• Instruction: Copy out the data exactly, leaving the pictures behind.
--- START ---
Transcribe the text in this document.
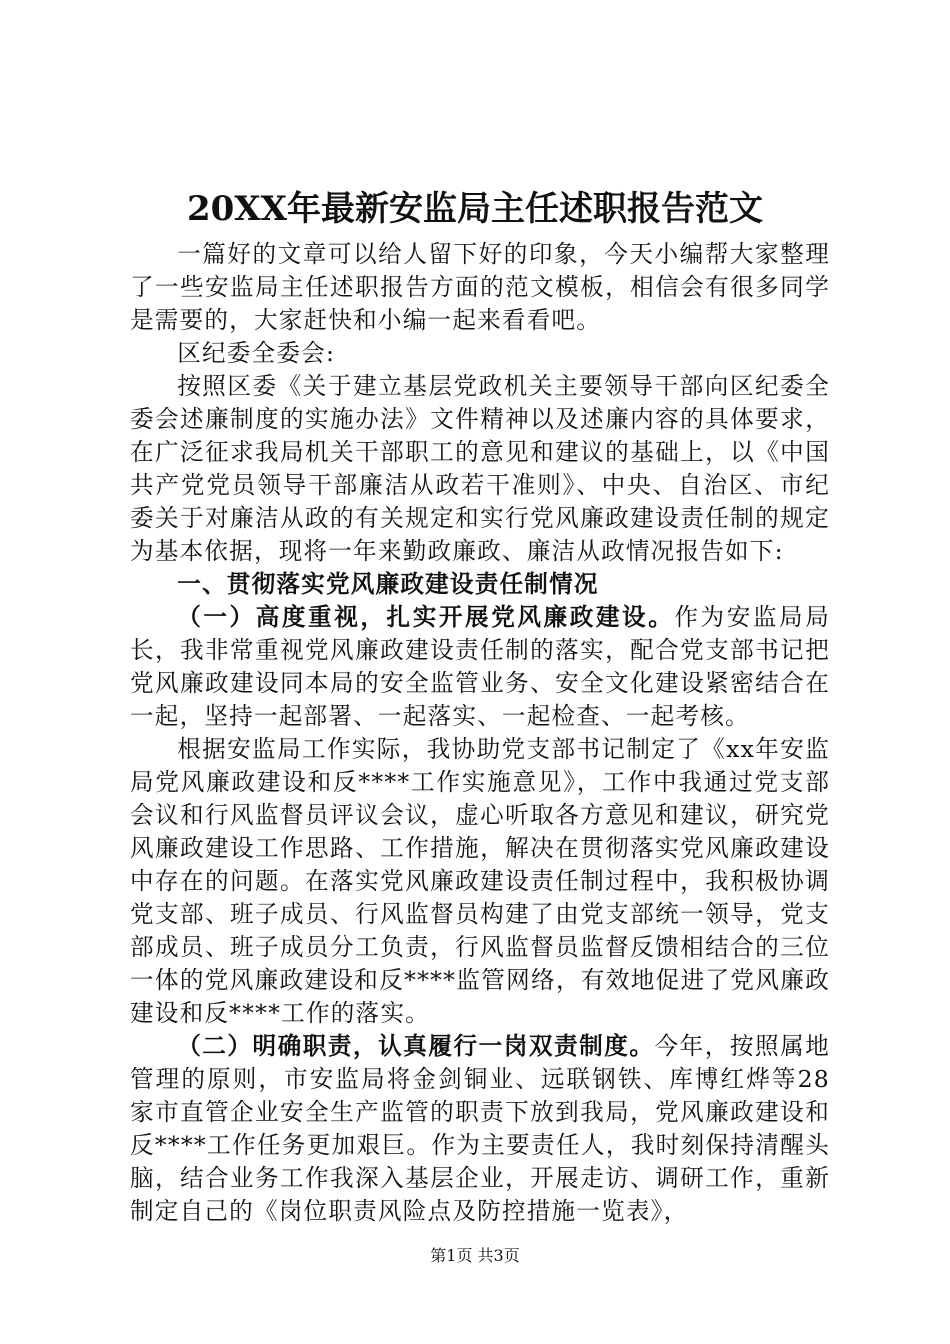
20XX年最新安监局主任述职报告范文

一篇好的文章可以给人留下好的印象，今天小编帮大家整理了一些安监局主任述职报告方面的范文模板，相信会有很多同学是需要的，大家赶快和小编一起来看看吧。

区纪委全委会:

按照区委《关于建立基层党政机关主要领导干部向区纪委全委会述廉制度的实施办法》文件精神以及述廉内容的具体要求，在广泛征求我局机关干部职工的意见和建议的基础上，以《中国共产党党员领导干部廉洁从政若干准则》、中央、自治区、市纪委关于对廉洁从政的有关规定和实行党风廉政建设责任制的规定为基本依据，现将一年来勤政廉政、廉洁从政情况报告如下:

一、贯彻落实党风廉政建设责任制情况

（一）高度重视，扎实开展党风廉政建设。作为安监局局长，我非常重视党风廉政建设责任制的落实，配合党支部书记把党风廉政建设同本局的安全监管业务、安全文化建设紧密结合在一起，坚持一起部署、一起落实、一起检查、一起考核。

根据安监局工作实际，我协助党支部书记制定了《xx年安监局党风廉政建设和反****工作实施意见》，工作中我通过党支部会议和行风监督员评议会议，虚心听取各方意见和建议，研究党风廉政建设工作思路、工作措施，解决在贯彻落实党风廉政建设中存在的问题。在落实党风廉政建设责任制过程中，我积极协调党支部、班子成员、行风监督员构建了由党支部统一领导，党支部成员、班子成员分工负责，行风监督员监督反馈相结合的三位一体的党风廉政建设和反****监管网络，有效地促进了党风廉政建设和反****工作的落实。

（二）明确职责，认真履行一岗双责制度。今年，按照属地管理的原则，市安监局将金剑铜业、远联钢铁、库博红烨等28家市直管企业安全生产监管的职责下放到我局，党风廉政建设和反****工作任务更加艰巨。作为主要责任人，我时刻保持清醒头脑，结合业务工作我深入基层企业，开展走访、调研工作，重新制定自己的《岗位职责风险点及防控措施一览表》，

第1页 共3页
--- END ---
• Solution to this exercise:
Transcribe the text in this document.
20XX年最新安监局主任述职报告范文

一篇好的文章可以给人留下好的印象，今天小编帮大家整理了一些安监局主任述职报告方面的范文模板，相信会有很多同学是需要的，大家赶快和小编一起来看看吧。

区纪委全委会:

按照区委《关于建立基层党政机关主要领导干部向区纪委全委会述廉制度的实施办法》文件精神以及述廉内容的具体要求，在广泛征求我局机关干部职工的意见和建议的基础上，以《中国共产党党员领导干部廉洁从政若干准则》、中央、自治区、市纪委关于对廉洁从政的有关规定和实行党风廉政建设责任制的规定为基本依据，现将一年来勤政廉政、廉洁从政情况报告如下:

一、贯彻落实党风廉政建设责任制情况

（一）高度重视，扎实开展党风廉政建设。作为安监局局长，我非常重视党风廉政建设责任制的落实，配合党支部书记把党风廉政建设同本局的安全监管业务、安全文化建设紧密结合在一起，坚持一起部署、一起落实、一起检查、一起考核。

根据安监局工作实际，我协助党支部书记制定了《xx年安监局党风廉政建设和反****工作实施意见》，工作中我通过党支部会议和行风监督员评议会议，虚心听取各方意见和建议，研究党风廉政建设工作思路、工作措施，解决在贯彻落实党风廉政建设中存在的问题。在落实党风廉政建设责任制过程中，我积极协调党支部、班子成员、行风监督员构建了由党支部统一领导，党支部成员、班子成员分工负责，行风监督员监督反馈相结合的三位一体的党风廉政建设和反****监管网络，有效地促进了党风廉政建设和反****工作的落实。

（二）明确职责，认真履行一岗双责制度。今年，按照属地管理的原则，市安监局将金剑铜业、远联钢铁、库博红烨等28家市直管企业安全生产监管的职责下放到我局，党风廉政建设和反****工作任务更加艰巨。作为主要责任人，我时刻保持清醒头脑，结合业务工作我深入基层企业，开展走访、调研工作，重新制定自己的《岗位职责风险点及防控措施一览表》，

第1页 共3页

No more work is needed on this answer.